** BEGIN Stored data **

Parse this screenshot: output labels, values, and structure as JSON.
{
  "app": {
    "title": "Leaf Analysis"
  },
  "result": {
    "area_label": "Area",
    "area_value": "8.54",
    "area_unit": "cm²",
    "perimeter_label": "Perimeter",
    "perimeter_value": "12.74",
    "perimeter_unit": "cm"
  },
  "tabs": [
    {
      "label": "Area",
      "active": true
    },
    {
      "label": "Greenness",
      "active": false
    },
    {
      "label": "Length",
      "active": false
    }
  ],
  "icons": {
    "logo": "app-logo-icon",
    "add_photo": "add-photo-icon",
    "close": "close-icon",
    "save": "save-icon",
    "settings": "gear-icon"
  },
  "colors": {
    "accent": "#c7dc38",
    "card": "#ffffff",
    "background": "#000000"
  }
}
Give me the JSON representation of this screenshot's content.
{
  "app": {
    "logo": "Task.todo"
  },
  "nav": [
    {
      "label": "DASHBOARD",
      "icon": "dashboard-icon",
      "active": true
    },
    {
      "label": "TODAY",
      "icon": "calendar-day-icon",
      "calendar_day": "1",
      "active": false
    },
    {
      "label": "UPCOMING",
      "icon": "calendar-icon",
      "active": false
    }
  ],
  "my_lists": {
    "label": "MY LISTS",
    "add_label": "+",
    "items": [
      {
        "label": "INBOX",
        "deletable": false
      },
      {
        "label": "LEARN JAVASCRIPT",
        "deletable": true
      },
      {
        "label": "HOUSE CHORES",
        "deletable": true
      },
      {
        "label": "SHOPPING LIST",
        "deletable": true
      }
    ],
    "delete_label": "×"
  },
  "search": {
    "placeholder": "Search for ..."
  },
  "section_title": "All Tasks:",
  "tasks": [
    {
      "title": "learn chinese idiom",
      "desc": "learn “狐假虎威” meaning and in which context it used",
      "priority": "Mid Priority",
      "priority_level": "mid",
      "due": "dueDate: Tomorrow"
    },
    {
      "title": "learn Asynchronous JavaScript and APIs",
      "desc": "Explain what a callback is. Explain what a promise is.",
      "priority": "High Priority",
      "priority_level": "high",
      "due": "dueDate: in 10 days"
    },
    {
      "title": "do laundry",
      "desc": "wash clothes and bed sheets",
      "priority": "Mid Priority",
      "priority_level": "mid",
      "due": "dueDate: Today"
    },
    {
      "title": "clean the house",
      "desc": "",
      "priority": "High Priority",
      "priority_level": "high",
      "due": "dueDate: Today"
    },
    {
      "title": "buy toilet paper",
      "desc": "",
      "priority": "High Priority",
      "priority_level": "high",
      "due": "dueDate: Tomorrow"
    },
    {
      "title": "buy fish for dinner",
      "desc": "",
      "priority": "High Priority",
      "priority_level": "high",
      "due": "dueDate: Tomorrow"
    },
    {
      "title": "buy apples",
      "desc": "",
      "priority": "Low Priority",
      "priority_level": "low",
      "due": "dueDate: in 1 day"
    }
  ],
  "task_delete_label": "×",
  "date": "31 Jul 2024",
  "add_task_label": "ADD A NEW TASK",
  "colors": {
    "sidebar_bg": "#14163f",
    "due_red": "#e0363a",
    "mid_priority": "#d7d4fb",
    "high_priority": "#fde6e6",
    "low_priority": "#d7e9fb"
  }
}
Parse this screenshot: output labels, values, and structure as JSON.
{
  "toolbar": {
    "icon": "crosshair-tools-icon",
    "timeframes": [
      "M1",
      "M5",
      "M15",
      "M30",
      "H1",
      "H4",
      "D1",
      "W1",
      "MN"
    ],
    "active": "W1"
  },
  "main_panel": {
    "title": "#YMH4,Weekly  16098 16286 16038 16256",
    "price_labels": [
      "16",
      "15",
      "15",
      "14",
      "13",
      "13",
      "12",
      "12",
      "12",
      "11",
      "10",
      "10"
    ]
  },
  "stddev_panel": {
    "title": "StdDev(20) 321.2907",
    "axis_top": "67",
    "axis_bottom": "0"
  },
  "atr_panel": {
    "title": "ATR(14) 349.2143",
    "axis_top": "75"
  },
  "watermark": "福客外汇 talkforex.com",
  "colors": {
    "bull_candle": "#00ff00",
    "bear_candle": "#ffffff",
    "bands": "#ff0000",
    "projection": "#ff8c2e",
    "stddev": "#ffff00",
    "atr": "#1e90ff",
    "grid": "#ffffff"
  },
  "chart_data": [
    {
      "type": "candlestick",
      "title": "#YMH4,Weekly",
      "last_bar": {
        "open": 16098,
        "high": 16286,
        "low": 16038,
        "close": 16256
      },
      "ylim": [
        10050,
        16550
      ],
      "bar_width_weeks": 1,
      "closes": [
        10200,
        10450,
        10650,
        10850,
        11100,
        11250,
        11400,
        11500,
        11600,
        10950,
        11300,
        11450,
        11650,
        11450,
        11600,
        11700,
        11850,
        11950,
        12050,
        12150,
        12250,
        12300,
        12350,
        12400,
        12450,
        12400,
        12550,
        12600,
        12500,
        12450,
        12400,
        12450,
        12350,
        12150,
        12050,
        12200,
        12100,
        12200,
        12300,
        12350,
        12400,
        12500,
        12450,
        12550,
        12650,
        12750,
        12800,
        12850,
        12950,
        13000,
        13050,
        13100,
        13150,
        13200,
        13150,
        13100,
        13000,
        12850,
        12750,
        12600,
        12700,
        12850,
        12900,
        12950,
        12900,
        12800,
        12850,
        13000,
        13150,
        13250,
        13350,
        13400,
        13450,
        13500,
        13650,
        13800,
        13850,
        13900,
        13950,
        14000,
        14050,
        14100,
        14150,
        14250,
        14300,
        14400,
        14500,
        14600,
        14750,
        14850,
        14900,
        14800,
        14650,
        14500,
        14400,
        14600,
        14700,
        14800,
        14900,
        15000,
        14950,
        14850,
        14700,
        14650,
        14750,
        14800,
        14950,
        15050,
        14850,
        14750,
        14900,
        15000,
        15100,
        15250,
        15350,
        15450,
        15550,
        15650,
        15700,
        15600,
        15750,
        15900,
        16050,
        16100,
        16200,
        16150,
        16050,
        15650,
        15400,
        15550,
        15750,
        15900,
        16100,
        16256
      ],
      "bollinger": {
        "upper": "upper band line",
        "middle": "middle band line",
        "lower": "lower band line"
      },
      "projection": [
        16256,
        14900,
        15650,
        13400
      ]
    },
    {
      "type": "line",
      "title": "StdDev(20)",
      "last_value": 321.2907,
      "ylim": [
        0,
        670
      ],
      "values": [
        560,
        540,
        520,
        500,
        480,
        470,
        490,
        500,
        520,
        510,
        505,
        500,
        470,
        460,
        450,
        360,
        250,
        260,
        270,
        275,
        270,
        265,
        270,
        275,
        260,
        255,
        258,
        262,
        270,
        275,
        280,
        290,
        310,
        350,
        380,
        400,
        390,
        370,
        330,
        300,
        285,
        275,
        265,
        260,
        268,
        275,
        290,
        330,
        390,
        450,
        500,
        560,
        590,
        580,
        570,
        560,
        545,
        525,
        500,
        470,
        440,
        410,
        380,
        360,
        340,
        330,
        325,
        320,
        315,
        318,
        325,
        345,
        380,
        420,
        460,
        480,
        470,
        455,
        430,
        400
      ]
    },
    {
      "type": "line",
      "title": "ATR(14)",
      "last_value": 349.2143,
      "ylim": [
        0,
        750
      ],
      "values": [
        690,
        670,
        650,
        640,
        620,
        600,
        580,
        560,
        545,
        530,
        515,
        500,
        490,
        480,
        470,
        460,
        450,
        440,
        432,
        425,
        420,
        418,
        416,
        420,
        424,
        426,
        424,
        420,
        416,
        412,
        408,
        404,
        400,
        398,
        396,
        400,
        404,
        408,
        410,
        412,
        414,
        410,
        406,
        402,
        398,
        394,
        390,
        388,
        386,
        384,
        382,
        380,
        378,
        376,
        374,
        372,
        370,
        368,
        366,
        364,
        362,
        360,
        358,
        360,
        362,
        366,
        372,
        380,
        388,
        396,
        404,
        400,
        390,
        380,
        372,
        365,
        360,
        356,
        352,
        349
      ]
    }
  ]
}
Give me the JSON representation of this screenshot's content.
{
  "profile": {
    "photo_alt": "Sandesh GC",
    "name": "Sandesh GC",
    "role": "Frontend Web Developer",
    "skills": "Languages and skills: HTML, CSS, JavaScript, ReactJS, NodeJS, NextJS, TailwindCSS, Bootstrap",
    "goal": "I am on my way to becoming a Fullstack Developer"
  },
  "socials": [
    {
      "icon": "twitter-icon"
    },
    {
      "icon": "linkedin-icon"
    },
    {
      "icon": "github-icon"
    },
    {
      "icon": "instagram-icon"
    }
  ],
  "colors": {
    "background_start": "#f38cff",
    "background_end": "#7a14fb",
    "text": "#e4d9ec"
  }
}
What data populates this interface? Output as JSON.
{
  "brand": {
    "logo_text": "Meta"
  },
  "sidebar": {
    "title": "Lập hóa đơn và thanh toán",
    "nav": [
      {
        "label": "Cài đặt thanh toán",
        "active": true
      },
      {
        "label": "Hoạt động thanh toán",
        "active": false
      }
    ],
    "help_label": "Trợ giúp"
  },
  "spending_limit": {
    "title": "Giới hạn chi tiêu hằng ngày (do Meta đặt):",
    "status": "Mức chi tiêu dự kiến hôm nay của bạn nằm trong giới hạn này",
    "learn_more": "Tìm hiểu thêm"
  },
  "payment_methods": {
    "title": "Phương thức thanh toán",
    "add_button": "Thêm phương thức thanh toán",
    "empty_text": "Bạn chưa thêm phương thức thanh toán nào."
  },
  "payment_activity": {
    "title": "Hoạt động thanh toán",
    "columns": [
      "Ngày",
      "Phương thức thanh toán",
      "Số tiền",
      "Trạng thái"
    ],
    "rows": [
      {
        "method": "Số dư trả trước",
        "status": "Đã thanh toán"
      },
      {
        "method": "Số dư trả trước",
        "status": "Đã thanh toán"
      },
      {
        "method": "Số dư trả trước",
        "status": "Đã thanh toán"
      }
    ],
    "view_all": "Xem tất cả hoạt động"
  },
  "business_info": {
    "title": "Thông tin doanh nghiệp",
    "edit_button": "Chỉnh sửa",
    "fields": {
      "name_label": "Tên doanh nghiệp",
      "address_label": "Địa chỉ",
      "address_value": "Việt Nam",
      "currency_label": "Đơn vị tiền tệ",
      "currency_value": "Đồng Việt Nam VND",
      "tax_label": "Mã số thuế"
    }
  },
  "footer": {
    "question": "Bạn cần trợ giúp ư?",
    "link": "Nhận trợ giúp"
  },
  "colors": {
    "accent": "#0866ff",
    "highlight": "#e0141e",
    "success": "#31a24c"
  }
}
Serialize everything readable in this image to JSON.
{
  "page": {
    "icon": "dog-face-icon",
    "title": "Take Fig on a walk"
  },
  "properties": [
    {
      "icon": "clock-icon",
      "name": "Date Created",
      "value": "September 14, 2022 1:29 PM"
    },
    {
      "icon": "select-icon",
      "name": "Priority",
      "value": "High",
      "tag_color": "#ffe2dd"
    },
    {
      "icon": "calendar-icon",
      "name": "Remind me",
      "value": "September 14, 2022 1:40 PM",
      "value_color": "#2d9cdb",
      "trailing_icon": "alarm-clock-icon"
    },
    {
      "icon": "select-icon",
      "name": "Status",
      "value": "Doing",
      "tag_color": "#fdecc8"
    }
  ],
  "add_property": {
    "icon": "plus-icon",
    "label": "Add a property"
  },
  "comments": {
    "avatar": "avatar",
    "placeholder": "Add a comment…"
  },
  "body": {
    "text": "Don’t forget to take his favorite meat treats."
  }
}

** END Stored data **

**Your task**
Output exactly the lines above, from the one holding "Serialize everything readable" through the end of the data, including the first and last.

**Response below**
Serialize everything readable in this image to JSON.
{
  "page": {
    "icon": "dog-face-icon",
    "title": "Take Fig on a walk"
  },
  "properties": [
    {
      "icon": "clock-icon",
      "name": "Date Created",
      "value": "September 14, 2022 1:29 PM"
    },
    {
      "icon": "select-icon",
      "name": "Priority",
      "value": "High",
      "tag_color": "#ffe2dd"
    },
    {
      "icon": "calendar-icon",
      "name": "Remind me",
      "value": "September 14, 2022 1:40 PM",
      "value_color": "#2d9cdb",
      "trailing_icon": "alarm-clock-icon"
    },
    {
      "icon": "select-icon",
      "name": "Status",
      "value": "Doing",
      "tag_color": "#fdecc8"
    }
  ],
  "add_property": {
    "icon": "plus-icon",
    "label": "Add a property"
  },
  "comments": {
    "avatar": "avatar",
    "placeholder": "Add a comment…"
  },
  "body": {
    "text": "Don’t forget to take his favorite meat treats."
  }
}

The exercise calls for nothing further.